__Aufgabenstellung__
Aktualisiere im Text über Polizeigewalt den Abschnitt, der mit den Worten „In den weit“ beginnt und mit „wie das Hellfeld.“ endet. Ersetze dabei „Ermittlungsbehörden“ durch „Strafverfolgungsbehörden“.

__Ausgangstext__
──────────

Seit 2018 untersucht ein kriminologisches Projekt die sog. „Körperverletzung im Amt durch Polizeibeamt*innen“, kurz KviAPol, empirisch. Ein einzigartiges Projekt, wird polizeiliches Fehlverhalten in Deutschland doch kaum wissenschaftlich untersucht. So wurden erstmals systematisch Daten zu Betroffenen rechtswidriger polizeilicher Gewaltausübung erhoben. Dabei kam es zu verschiedenen Ergebnissen die für uns heute auch interessant sind wie ich denke. Bei Todesfällen durch Polizeieinsätzen wird – wenn überhaupt – nämlich meist ein Ermittlungsverfahren wegen Körperverletzung mit Todesfolge eingeleitet.

In den weit überwiegenden Fällen wird Körperverletzung im Amt nur dann sichtbar, wenn eine Anzeige erstattet wird. Die Fälle, die angezeigt werden, werden so den Ermittlungsbehörden bekannt und tauchen in der Statistik auf. Diese Fälle werden als Hellfeld bezeichnet. Die Studie zeigt: nur 14% der berichteten Fälle von übermäßiger physischer Gewalt werden angezeigt, in 17 von 20 Fällen passiert auf juristischer Ebene gar nichts. Von der Studie auf die Gesamtgesellschaft übertragen, kann man davon ausgehen dass das Dunkelfeld mindestens fünfmal so groß ist wie das Hellfeld.

──────────

__Daten__
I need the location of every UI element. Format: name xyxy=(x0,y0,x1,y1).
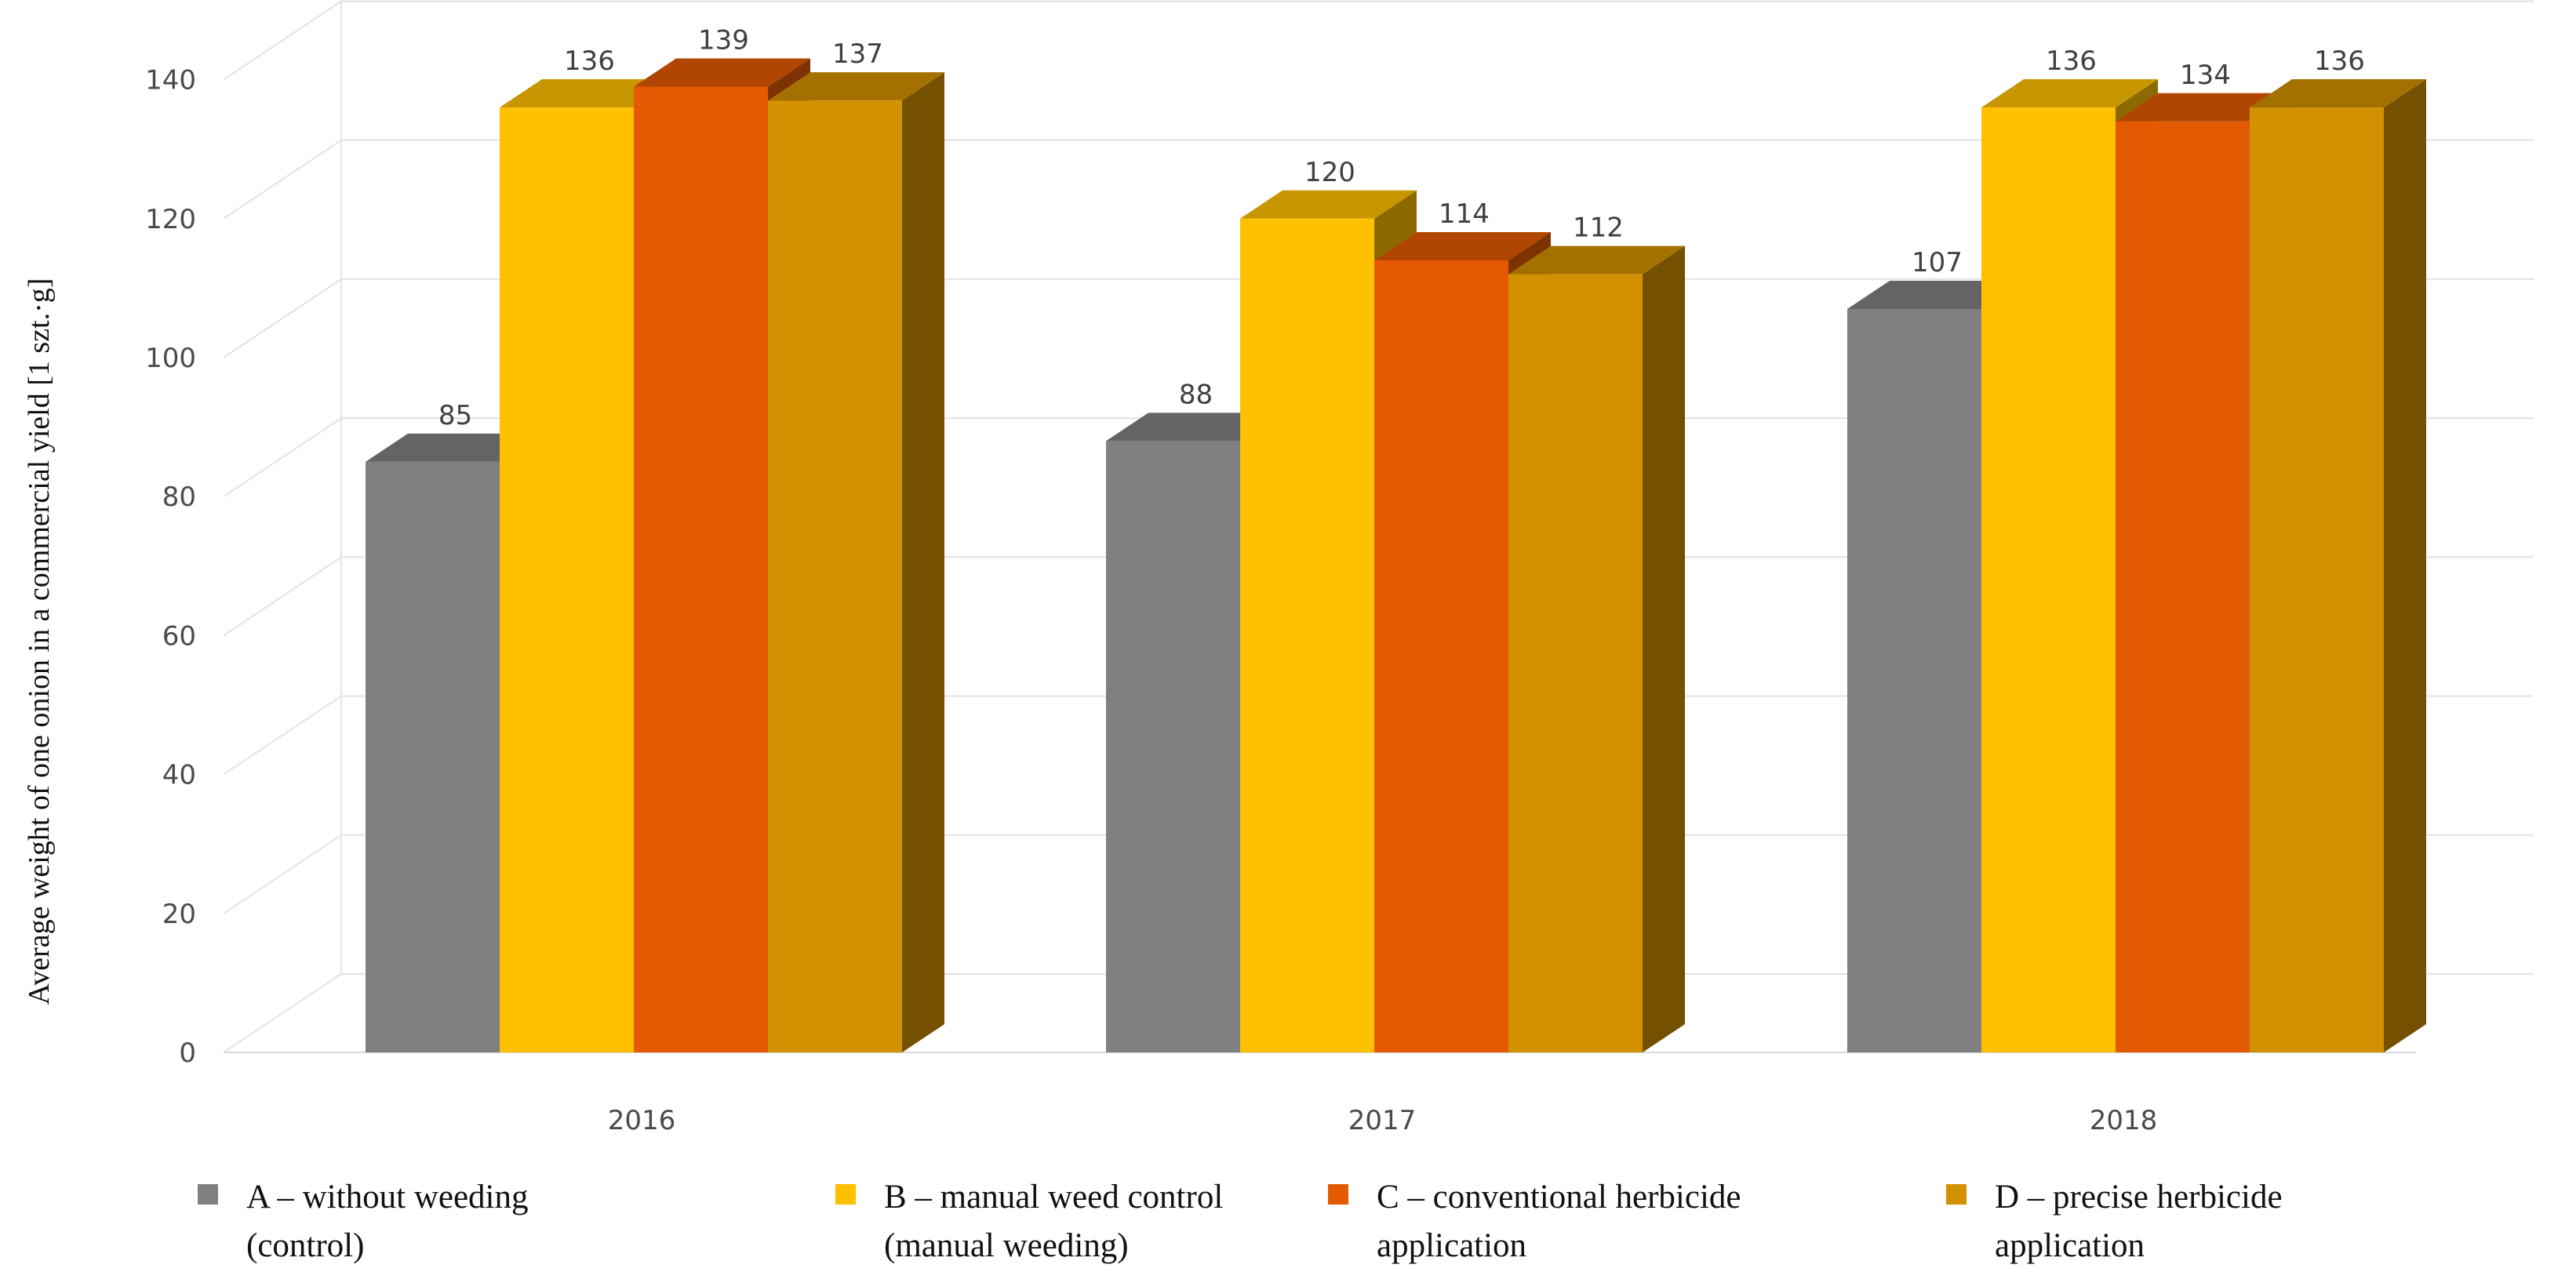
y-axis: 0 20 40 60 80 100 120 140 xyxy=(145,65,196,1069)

──────────

__Gelöste Aufgabe__
In den weit überwiegenden Fällen wird Körperverletzung im Amt nur dann sichtbar, wenn eine Anzeige erstattet wird. Die Fälle, die angezeigt werden, werden so den Strafverfolgungsbehörden bekannt und tauchen in der Statistik auf. Diese Fälle werden als Hellfeld bezeichnet. Die Studie zeigt: nur 14% der berichteten Fälle von übermäßiger physischer Gewalt werden angezeigt, in 17 von 20 Fällen passiert auf juristischer Ebene gar nichts. Von der Studie auf die Gesamtgesellschaft übertragen, kann man davon ausgehen dass das Dunkelfeld mindestens fünfmal so groß ist wie das Hellfeld.